EXERCISE MATERIAL —
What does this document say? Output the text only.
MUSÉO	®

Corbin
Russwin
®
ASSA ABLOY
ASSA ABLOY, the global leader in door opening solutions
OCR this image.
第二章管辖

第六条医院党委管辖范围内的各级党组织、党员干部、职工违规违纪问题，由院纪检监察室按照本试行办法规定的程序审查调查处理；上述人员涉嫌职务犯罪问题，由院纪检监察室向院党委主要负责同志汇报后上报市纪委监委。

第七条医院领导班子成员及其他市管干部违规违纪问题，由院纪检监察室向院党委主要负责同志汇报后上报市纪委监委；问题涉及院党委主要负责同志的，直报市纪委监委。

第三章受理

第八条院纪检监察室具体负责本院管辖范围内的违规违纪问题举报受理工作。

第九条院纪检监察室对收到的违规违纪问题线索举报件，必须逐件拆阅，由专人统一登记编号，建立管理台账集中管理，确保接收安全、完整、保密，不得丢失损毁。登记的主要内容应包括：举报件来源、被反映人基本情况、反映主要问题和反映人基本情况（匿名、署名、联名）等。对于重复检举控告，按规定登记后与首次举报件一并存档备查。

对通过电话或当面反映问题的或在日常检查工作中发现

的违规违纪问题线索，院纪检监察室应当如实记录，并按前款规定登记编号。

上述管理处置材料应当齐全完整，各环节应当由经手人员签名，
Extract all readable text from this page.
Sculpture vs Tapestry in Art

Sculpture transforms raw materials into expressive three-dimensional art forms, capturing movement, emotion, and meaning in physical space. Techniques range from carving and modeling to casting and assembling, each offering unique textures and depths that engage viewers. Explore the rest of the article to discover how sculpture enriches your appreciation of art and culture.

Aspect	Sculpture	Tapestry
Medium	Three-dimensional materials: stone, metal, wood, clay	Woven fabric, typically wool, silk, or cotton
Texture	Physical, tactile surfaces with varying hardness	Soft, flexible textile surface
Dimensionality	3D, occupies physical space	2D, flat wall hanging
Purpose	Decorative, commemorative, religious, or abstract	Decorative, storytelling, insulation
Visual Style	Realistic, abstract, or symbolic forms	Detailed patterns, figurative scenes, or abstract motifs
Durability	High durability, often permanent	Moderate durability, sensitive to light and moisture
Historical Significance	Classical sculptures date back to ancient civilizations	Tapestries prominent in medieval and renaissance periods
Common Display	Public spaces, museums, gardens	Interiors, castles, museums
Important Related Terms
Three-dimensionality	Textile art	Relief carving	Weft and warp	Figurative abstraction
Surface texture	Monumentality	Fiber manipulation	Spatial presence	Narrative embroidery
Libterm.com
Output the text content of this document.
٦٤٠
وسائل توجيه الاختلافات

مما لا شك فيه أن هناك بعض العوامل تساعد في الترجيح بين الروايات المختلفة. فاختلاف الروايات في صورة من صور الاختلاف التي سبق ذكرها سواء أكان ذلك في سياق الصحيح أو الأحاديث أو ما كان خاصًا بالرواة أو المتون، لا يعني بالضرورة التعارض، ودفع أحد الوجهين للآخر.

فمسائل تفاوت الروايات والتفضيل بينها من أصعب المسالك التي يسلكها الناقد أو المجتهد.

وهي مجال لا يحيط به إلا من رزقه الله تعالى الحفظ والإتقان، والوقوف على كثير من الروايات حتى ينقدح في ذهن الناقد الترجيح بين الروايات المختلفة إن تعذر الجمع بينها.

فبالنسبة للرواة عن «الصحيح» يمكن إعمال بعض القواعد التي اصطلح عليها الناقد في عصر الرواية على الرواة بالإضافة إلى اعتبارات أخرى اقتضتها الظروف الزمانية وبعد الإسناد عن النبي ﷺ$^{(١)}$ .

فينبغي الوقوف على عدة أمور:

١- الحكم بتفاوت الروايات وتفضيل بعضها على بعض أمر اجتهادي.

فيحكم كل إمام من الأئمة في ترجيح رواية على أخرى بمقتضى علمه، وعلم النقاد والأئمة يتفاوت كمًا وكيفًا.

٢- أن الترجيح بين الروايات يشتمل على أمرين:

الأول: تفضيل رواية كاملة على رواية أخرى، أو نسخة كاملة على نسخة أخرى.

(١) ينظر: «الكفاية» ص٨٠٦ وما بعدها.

DIRECTION — Repeat each record in full; every line must match exactly.

ANSWER TO THE EXERCISE —
What does this document say? Output the text only.
MUSÉO	®

Corbin
Russwin
®
ASSA ABLOY
ASSA ABLOY, the global leader in door opening solutions
OCR this image.
第二章管辖

第六条医院党委管辖范围内的各级党组织、党员干部、职工违规违纪问题，由院纪检监察室按照本试行办法规定的程序审查调查处理；上述人员涉嫌职务犯罪问题，由院纪检监察室向院党委主要负责同志汇报后上报市纪委监委。

第七条医院领导班子成员及其他市管干部违规违纪问题，由院纪检监察室向院党委主要负责同志汇报后上报市纪委监委；问题涉及院党委主要负责同志的，直报市纪委监委。

第三章受理

第八条院纪检监察室具体负责本院管辖范围内的违规违纪问题举报受理工作。

第九条院纪检监察室对收到的违规违纪问题线索举报件，必须逐件拆阅，由专人统一登记编号，建立管理台账集中管理，确保接收安全、完整、保密，不得丢失损毁。登记的主要内容应包括：举报件来源、被反映人基本情况、反映主要问题和反映人基本情况（匿名、署名、联名）等。对于重复检举控告，按规定登记后与首次举报件一并存档备查。

对通过电话或当面反映问题的或在日常检查工作中发现

的违规违纪问题线索，院纪检监察室应当如实记录，并按前款规定登记编号。

上述管理处置材料应当齐全完整，各环节应当由经手人员签名，
Extract all readable text from this page.
Sculpture vs Tapestry in Art

Sculpture transforms raw materials into expressive three-dimensional art forms, capturing movement, emotion, and meaning in physical space. Techniques range from carving and modeling to casting and assembling, each offering unique textures and depths that engage viewers. Explore the rest of the article to discover how sculpture enriches your appreciation of art and culture.

Aspect	Sculpture	Tapestry
Medium	Three-dimensional materials: stone, metal, wood, clay	Woven fabric, typically wool, silk, or cotton
Texture	Physical, tactile surfaces with varying hardness	Soft, flexible textile surface
Dimensionality	3D, occupies physical space	2D, flat wall hanging
Purpose	Decorative, commemorative, religious, or abstract	Decorative, storytelling, insulation
Visual Style	Realistic, abstract, or symbolic forms	Detailed patterns, figurative scenes, or abstract motifs
Durability	High durability, often permanent	Moderate durability, sensitive to light and moisture
Historical Significance	Classical sculptures date back to ancient civilizations	Tapestries prominent in medieval and renaissance periods
Common Display	Public spaces, museums, gardens	Interiors, castles, museums
Important Related Terms
Three-dimensionality	Textile art	Relief carving	Weft and warp	Figurative abstraction
Surface texture	Monumentality	Fiber manipulation	Spatial presence	Narrative embroidery
Libterm.com
Output the text content of this document.
٦٤٠
وسائل توجيه الاختلافات

مما لا شك فيه أن هناك بعض العوامل تساعد في الترجيح بين الروايات المختلفة. فاختلاف الروايات في صورة من صور الاختلاف التي سبق ذكرها سواء أكان ذلك في سياق الصحيح أو الأحاديث أو ما كان خاصًا بالرواة أو المتون، لا يعني بالضرورة التعارض، ودفع أحد الوجهين للآخر.

فمسائل تفاوت الروايات والتفضيل بينها من أصعب المسالك التي يسلكها الناقد أو المجتهد.

وهي مجال لا يحيط به إلا من رزقه الله تعالى الحفظ والإتقان، والوقوف على كثير من الروايات حتى ينقدح في ذهن الناقد الترجيح بين الروايات المختلفة إن تعذر الجمع بينها.

فبالنسبة للرواة عن «الصحيح» يمكن إعمال بعض القواعد التي اصطلح عليها الناقد في عصر الرواية على الرواة بالإضافة إلى اعتبارات أخرى اقتضتها الظروف الزمانية وبعد الإسناد عن النبي ﷺ$^{(١)}$ .

فينبغي الوقوف على عدة أمور:

١- الحكم بتفاوت الروايات وتفضيل بعضها على بعض أمر اجتهادي.

فيحكم كل إمام من الأئمة في ترجيح رواية على أخرى بمقتضى علمه، وعلم النقاد والأئمة يتفاوت كمًا وكيفًا.

٢- أن الترجيح بين الروايات يشتمل على أمرين:

الأول: تفضيل رواية كاملة على رواية أخرى، أو نسخة كاملة على نسخة أخرى.

(١) ينظر: «الكفاية» ص٨٠٦ وما بعدها.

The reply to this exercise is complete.